→ **WHAT YOU HAVE TO DO**:
Reproduce exactly the lines from the one containing "What's the underlying" through the last line of the records below, both included. Leave out any pictures.

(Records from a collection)

--- START ---

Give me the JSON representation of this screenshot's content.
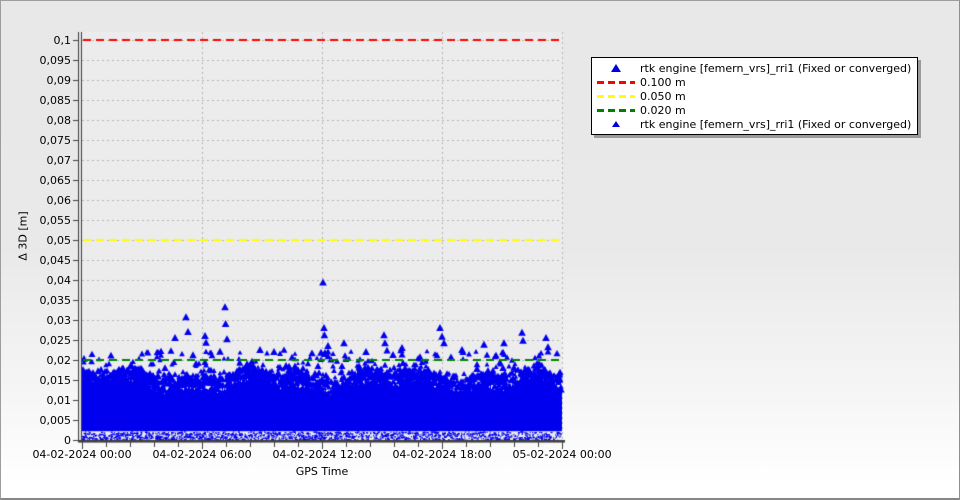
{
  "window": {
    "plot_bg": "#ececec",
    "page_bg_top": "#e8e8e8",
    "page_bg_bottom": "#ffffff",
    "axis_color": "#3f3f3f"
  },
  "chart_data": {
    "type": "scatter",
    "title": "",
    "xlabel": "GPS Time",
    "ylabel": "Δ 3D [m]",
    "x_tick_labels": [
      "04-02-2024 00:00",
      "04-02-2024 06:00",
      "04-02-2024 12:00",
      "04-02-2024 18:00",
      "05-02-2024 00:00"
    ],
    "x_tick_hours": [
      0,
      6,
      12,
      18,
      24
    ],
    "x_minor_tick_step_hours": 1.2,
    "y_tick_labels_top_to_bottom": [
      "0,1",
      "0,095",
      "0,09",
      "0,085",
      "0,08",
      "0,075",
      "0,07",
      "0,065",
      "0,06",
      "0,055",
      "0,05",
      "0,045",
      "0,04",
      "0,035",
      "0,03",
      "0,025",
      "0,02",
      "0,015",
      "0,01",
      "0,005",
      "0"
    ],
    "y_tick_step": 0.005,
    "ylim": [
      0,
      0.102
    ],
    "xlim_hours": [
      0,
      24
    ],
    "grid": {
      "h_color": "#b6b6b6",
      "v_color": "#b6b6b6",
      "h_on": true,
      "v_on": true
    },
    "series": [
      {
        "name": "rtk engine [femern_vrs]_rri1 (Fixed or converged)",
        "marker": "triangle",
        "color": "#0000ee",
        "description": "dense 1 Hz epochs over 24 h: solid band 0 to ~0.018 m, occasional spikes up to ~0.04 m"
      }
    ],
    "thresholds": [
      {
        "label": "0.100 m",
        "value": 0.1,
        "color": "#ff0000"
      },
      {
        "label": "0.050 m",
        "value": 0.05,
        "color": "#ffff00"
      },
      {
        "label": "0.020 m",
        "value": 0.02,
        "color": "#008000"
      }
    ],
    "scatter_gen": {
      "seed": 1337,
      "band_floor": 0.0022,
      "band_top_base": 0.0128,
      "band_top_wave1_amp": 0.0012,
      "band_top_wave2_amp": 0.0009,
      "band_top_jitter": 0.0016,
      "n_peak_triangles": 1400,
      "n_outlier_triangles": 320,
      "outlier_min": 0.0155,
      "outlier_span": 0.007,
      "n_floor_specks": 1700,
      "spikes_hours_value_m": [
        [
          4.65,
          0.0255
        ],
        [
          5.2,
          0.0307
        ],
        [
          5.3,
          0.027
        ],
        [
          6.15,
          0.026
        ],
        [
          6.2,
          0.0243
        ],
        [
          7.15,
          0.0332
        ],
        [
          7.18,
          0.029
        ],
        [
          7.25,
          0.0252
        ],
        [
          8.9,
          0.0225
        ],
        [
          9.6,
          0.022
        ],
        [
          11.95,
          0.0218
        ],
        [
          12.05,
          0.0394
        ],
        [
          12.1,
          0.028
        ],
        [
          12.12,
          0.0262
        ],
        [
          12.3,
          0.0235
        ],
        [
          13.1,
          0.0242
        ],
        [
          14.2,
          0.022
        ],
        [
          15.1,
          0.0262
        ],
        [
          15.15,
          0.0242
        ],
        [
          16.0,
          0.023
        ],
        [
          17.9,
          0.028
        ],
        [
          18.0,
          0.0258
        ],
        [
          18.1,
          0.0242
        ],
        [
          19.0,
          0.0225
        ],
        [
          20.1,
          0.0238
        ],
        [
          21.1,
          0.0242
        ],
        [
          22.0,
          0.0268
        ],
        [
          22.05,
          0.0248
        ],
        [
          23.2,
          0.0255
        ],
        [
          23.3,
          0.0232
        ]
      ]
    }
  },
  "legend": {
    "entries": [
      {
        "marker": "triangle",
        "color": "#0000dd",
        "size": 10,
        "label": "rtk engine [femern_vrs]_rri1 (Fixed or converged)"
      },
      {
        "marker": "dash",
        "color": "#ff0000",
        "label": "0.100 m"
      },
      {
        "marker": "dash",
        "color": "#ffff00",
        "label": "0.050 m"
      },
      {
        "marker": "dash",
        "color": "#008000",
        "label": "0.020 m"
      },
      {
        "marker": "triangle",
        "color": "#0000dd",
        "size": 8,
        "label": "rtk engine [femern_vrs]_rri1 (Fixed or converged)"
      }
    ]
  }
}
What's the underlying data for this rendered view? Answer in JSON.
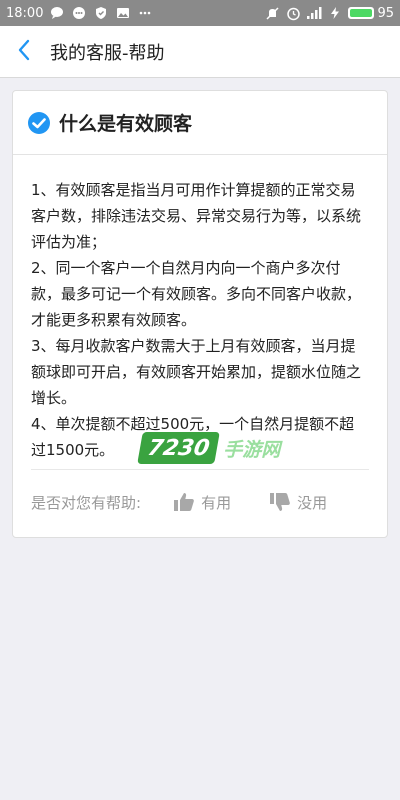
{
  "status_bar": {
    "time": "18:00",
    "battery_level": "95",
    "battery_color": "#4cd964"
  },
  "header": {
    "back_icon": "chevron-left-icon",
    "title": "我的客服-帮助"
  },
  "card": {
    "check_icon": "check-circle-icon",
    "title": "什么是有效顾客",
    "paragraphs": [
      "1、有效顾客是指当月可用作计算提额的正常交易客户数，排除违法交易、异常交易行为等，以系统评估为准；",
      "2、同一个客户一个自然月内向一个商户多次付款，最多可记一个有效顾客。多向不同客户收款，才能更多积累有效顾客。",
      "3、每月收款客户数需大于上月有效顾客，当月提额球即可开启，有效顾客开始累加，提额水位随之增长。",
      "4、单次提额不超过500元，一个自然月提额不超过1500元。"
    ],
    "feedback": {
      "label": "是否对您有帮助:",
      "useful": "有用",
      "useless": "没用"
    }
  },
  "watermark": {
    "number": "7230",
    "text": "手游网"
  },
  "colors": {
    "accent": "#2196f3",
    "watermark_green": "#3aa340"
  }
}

--- END ---

→ **OUTPUT**:
What's the underlying data for this rendered view? Answer in JSON.
{
  "status_bar": {
    "time": "18:00",
    "battery_level": "95",
    "battery_color": "#4cd964"
  },
  "header": {
    "back_icon": "chevron-left-icon",
    "title": "我的客服-帮助"
  },
  "card": {
    "check_icon": "check-circle-icon",
    "title": "什么是有效顾客",
    "paragraphs": [
      "1、有效顾客是指当月可用作计算提额的正常交易客户数，排除违法交易、异常交易行为等，以系统评估为准；",
      "2、同一个客户一个自然月内向一个商户多次付款，最多可记一个有效顾客。多向不同客户收款，才能更多积累有效顾客。",
      "3、每月收款客户数需大于上月有效顾客，当月提额球即可开启，有效顾客开始累加，提额水位随之增长。",
      "4、单次提额不超过500元，一个自然月提额不超过1500元。"
    ],
    "feedback": {
      "label": "是否对您有帮助:",
      "useful": "有用",
      "useless": "没用"
    }
  },
  "watermark": {
    "number": "7230",
    "text": "手游网"
  },
  "colors": {
    "accent": "#2196f3",
    "watermark_green": "#3aa340"
  }
}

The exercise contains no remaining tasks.